-- START Task inputs --

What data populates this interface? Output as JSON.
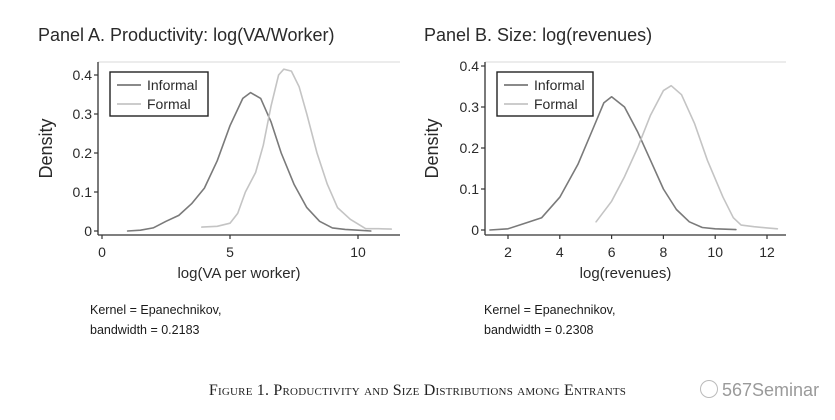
{
  "chart_data": [
    {
      "type": "line",
      "title": "Panel A. Productivity: log(VA/Worker)",
      "xlabel": "log(VA per worker)",
      "ylabel": "Density",
      "xlim": [
        -0.1,
        11.5
      ],
      "ylim": [
        0,
        0.4
      ],
      "xticks": [
        0,
        5,
        10
      ],
      "xtick_labels": [
        "0",
        "5",
        "10"
      ],
      "yticks": [
        0,
        0.1,
        0.2,
        0.3,
        0.4
      ],
      "ytick_labels": [
        "0",
        "0.1",
        "0.2",
        "0.3",
        "0.4"
      ],
      "legend": [
        "Informal",
        "Formal"
      ],
      "legend_position": "top-left",
      "grid": false,
      "note": [
        "Kernel = Epanechnikov,",
        "bandwidth = 0.2183"
      ],
      "series": [
        {
          "name": "Informal",
          "color": "#7a7a7a",
          "x": [
            1.0,
            1.5,
            2.0,
            2.5,
            3.0,
            3.5,
            4.0,
            4.5,
            5.0,
            5.5,
            5.8,
            6.2,
            6.6,
            7.0,
            7.5,
            8.0,
            8.5,
            9.0,
            9.5,
            10.0,
            10.5
          ],
          "y": [
            0.0,
            0.002,
            0.008,
            0.025,
            0.04,
            0.07,
            0.11,
            0.18,
            0.27,
            0.34,
            0.355,
            0.34,
            0.28,
            0.2,
            0.12,
            0.06,
            0.025,
            0.008,
            0.004,
            0.002,
            0.0
          ]
        },
        {
          "name": "Formal",
          "color": "#c4c4c4",
          "x": [
            3.9,
            4.5,
            5.0,
            5.3,
            5.6,
            6.0,
            6.3,
            6.6,
            6.9,
            7.1,
            7.4,
            7.7,
            8.0,
            8.4,
            8.8,
            9.2,
            9.7,
            10.3,
            10.8,
            11.3
          ],
          "y": [
            0.01,
            0.012,
            0.02,
            0.045,
            0.1,
            0.15,
            0.22,
            0.32,
            0.4,
            0.415,
            0.41,
            0.37,
            0.3,
            0.2,
            0.12,
            0.06,
            0.03,
            0.006,
            0.006,
            0.005
          ]
        }
      ]
    },
    {
      "type": "line",
      "title": "Panel B. Size: log(revenues)",
      "xlabel": "log(revenues)",
      "ylabel": "Density",
      "xlim": [
        1.1,
        12.7
      ],
      "ylim": [
        0,
        0.4
      ],
      "xticks": [
        2,
        4,
        6,
        8,
        10,
        12
      ],
      "xtick_labels": [
        "2",
        "4",
        "6",
        "8",
        "10",
        "12"
      ],
      "yticks": [
        0,
        0.1,
        0.2,
        0.3,
        0.4
      ],
      "ytick_labels": [
        "0",
        "0.1",
        "0.2",
        "0.3",
        "0.4"
      ],
      "legend": [
        "Informal",
        "Formal"
      ],
      "legend_position": "top-left",
      "grid": false,
      "note": [
        "Kernel = Epanechnikov,",
        "bandwidth = 0.2308"
      ],
      "series": [
        {
          "name": "Informal",
          "color": "#7a7a7a",
          "x": [
            1.3,
            2.0,
            2.6,
            3.3,
            4.0,
            4.7,
            5.3,
            5.7,
            6.0,
            6.5,
            7.0,
            7.5,
            8.0,
            8.5,
            9.0,
            9.5,
            10.0,
            10.8
          ],
          "y": [
            0.0,
            0.003,
            0.015,
            0.03,
            0.08,
            0.16,
            0.25,
            0.31,
            0.325,
            0.3,
            0.24,
            0.17,
            0.1,
            0.05,
            0.02,
            0.006,
            0.003,
            0.001
          ]
        },
        {
          "name": "Formal",
          "color": "#c4c4c4",
          "x": [
            5.4,
            6.0,
            6.5,
            7.0,
            7.5,
            8.0,
            8.3,
            8.7,
            9.2,
            9.7,
            10.3,
            10.7,
            11.0,
            11.5,
            12.0,
            12.4
          ],
          "y": [
            0.02,
            0.07,
            0.13,
            0.2,
            0.28,
            0.34,
            0.352,
            0.33,
            0.26,
            0.17,
            0.08,
            0.03,
            0.012,
            0.008,
            0.005,
            0.003
          ]
        }
      ]
    }
  ],
  "figure": {
    "caption": "Figure 1. Productivity and Size Distributions among Entrants",
    "watermark": "567Seminar"
  }
}
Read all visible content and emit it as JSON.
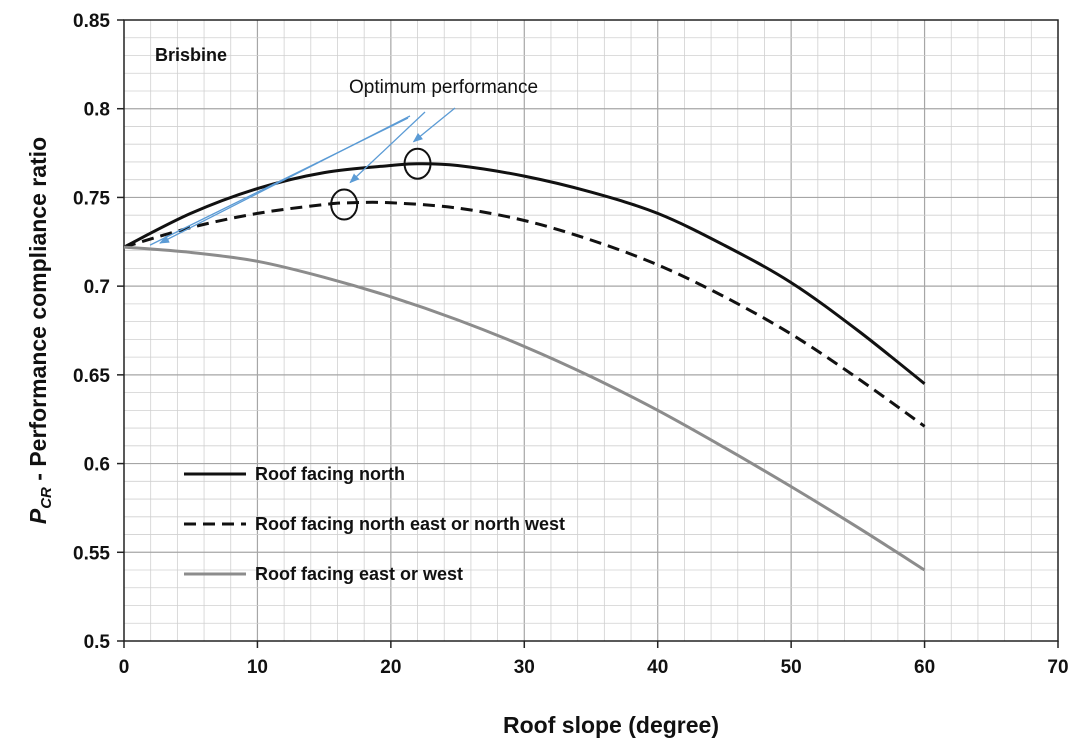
{
  "chart_data": {
    "type": "line",
    "title": "",
    "xlabel": "Roof slope  (degree)",
    "ylabel": {
      "symbol": "P",
      "subscript": "CR",
      "text": " -  Performance compliance ratio"
    },
    "xlim": [
      0,
      70
    ],
    "ylim": [
      0.5,
      0.85
    ],
    "x_ticks": [
      0,
      10,
      20,
      30,
      40,
      50,
      60,
      70
    ],
    "y_ticks": [
      0.5,
      0.55,
      0.6,
      0.65,
      0.7,
      0.75,
      0.8,
      0.85
    ],
    "x_tick_labels": [
      "0",
      "10",
      "20",
      "30",
      "40",
      "50",
      "60",
      "70"
    ],
    "y_tick_labels": [
      "0.5",
      "0.55",
      "0.6",
      "0.65",
      "0.7",
      "0.75",
      "0.8",
      "0.85"
    ],
    "grid": true,
    "minor_grid_x_step": 2,
    "minor_grid_y_step": 0.01,
    "series": [
      {
        "name": "Roof facing north",
        "style": "solid",
        "color": "#111111",
        "x": [
          0,
          5,
          10,
          15,
          20,
          22,
          25,
          30,
          35,
          40,
          45,
          50,
          55,
          60
        ],
        "y": [
          0.722,
          0.741,
          0.755,
          0.764,
          0.768,
          0.769,
          0.768,
          0.762,
          0.753,
          0.741,
          0.723,
          0.702,
          0.675,
          0.645
        ]
      },
      {
        "name": "Roof facing north east or north west",
        "style": "dashed",
        "color": "#111111",
        "x": [
          0,
          5,
          10,
          15,
          17,
          20,
          25,
          30,
          35,
          40,
          45,
          50,
          55,
          60
        ],
        "y": [
          0.722,
          0.733,
          0.741,
          0.746,
          0.747,
          0.747,
          0.744,
          0.737,
          0.726,
          0.712,
          0.694,
          0.673,
          0.648,
          0.621
        ]
      },
      {
        "name": "Roof facing east or west",
        "style": "solid",
        "color": "#8c8c8c",
        "x": [
          0,
          5,
          10,
          15,
          20,
          25,
          30,
          35,
          40,
          45,
          50,
          55,
          60
        ],
        "y": [
          0.722,
          0.719,
          0.714,
          0.705,
          0.694,
          0.681,
          0.666,
          0.649,
          0.63,
          0.609,
          0.587,
          0.564,
          0.54
        ]
      }
    ],
    "annotations": {
      "location_label": "Brisbine",
      "optimum_label": "Optimum performance",
      "optimum_points": [
        {
          "series": 0,
          "x": 22,
          "y": 0.769
        },
        {
          "series": 1,
          "x": 16.5,
          "y": 0.746
        },
        {
          "series": 2,
          "x": 0,
          "y": 0.722
        }
      ],
      "arrow_color": "#5b9bd5"
    },
    "legend_placement": "lower-left"
  }
}
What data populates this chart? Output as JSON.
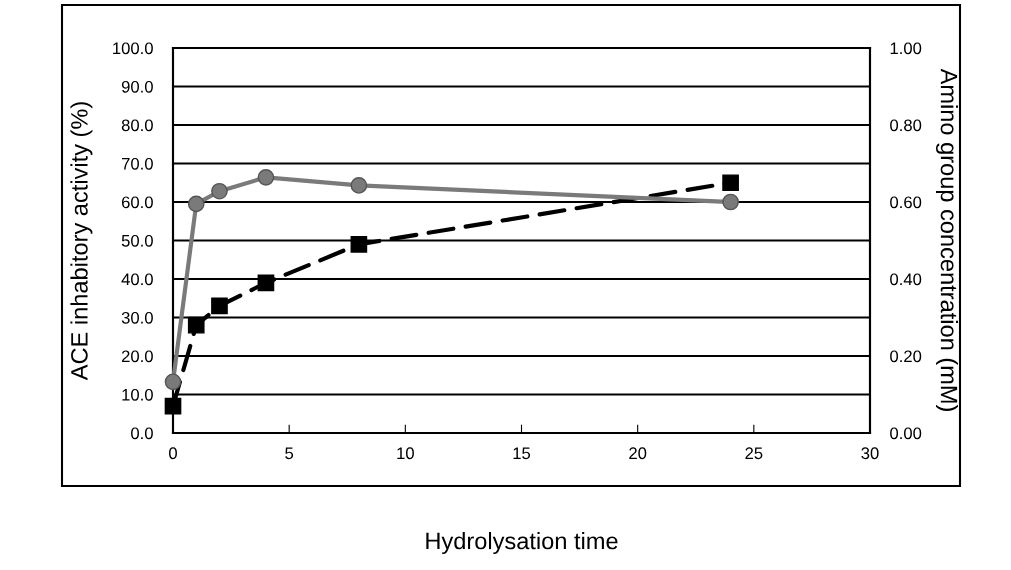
{
  "chart_data": {
    "type": "line",
    "xlabel": "Hydrolysation time",
    "ylabel": "ACE inhabitory activity (%)",
    "y2label": "Amino group concentration (mM)",
    "x": [
      0,
      1,
      2,
      4,
      8,
      24
    ],
    "series": [
      {
        "color": "#7a7a7a",
        "marker": "circle",
        "line_style": "solid",
        "values": [
          13.3,
          59.5,
          62.8,
          66.4,
          64.3,
          60.0
        ]
      },
      {
        "color": "#000000",
        "marker": "square",
        "line_style": "dashed",
        "axis": "y2",
        "values": [
          0.07,
          0.28,
          0.33,
          0.39,
          0.49,
          0.65
        ]
      }
    ],
    "xlim": [
      0,
      30
    ],
    "xticks": [
      0,
      5,
      10,
      15,
      20,
      25,
      30
    ],
    "ylim": [
      0,
      100
    ],
    "yticks": [
      {
        "value": 0,
        "label": "0.0"
      },
      {
        "value": 10,
        "label": "10.0"
      },
      {
        "value": 20,
        "label": "20.0"
      },
      {
        "value": 30,
        "label": "30.0"
      },
      {
        "value": 40,
        "label": "40.0"
      },
      {
        "value": 50,
        "label": "50.0"
      },
      {
        "value": 60,
        "label": "60.0"
      },
      {
        "value": 70,
        "label": "70.0"
      },
      {
        "value": 80,
        "label": "80.0"
      },
      {
        "value": 90,
        "label": "90.0"
      },
      {
        "value": 100,
        "label": "100.0"
      }
    ],
    "y2lim": [
      0,
      1
    ],
    "y2ticks": [
      {
        "value": 0,
        "label": "0.00"
      },
      {
        "value": 0.2,
        "label": "0.20"
      },
      {
        "value": 0.4,
        "label": "0.40"
      },
      {
        "value": 0.6,
        "label": "0.60"
      },
      {
        "value": 0.8,
        "label": "0.80"
      },
      {
        "value": 1,
        "label": "1.00"
      }
    ],
    "grid": "y"
  }
}
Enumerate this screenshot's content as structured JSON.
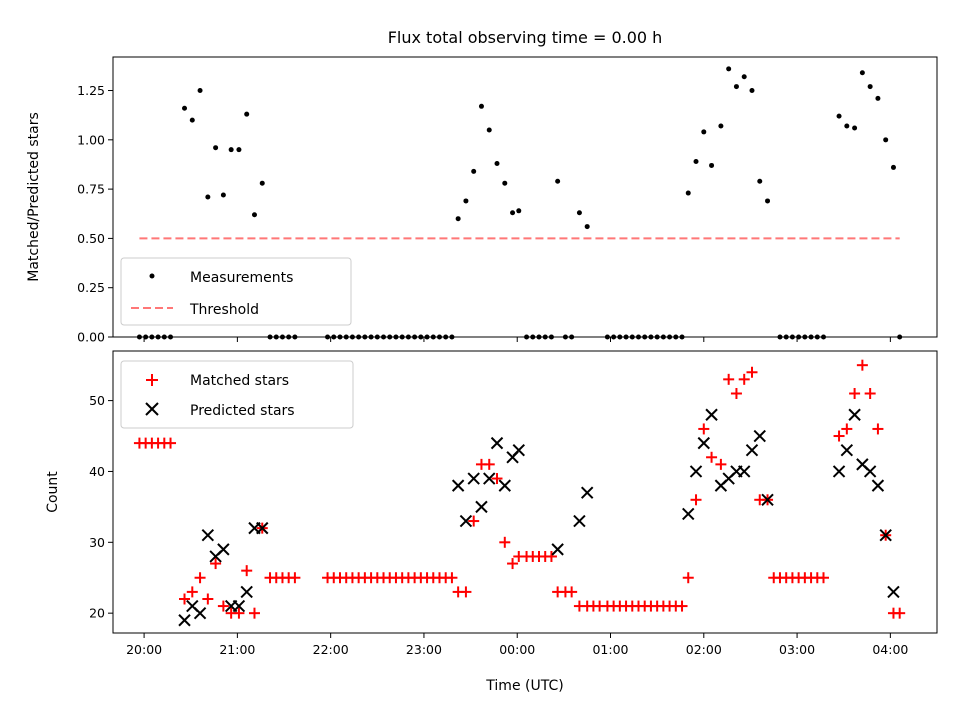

-- END Task inputs --

Goal » Pick out lines containing the word "Panel", each one as written.

Answer to the task »
      "title": "Panel A. Productivity: log(VA/Worker)",
      "title": "Panel B. Size: log(revenues)",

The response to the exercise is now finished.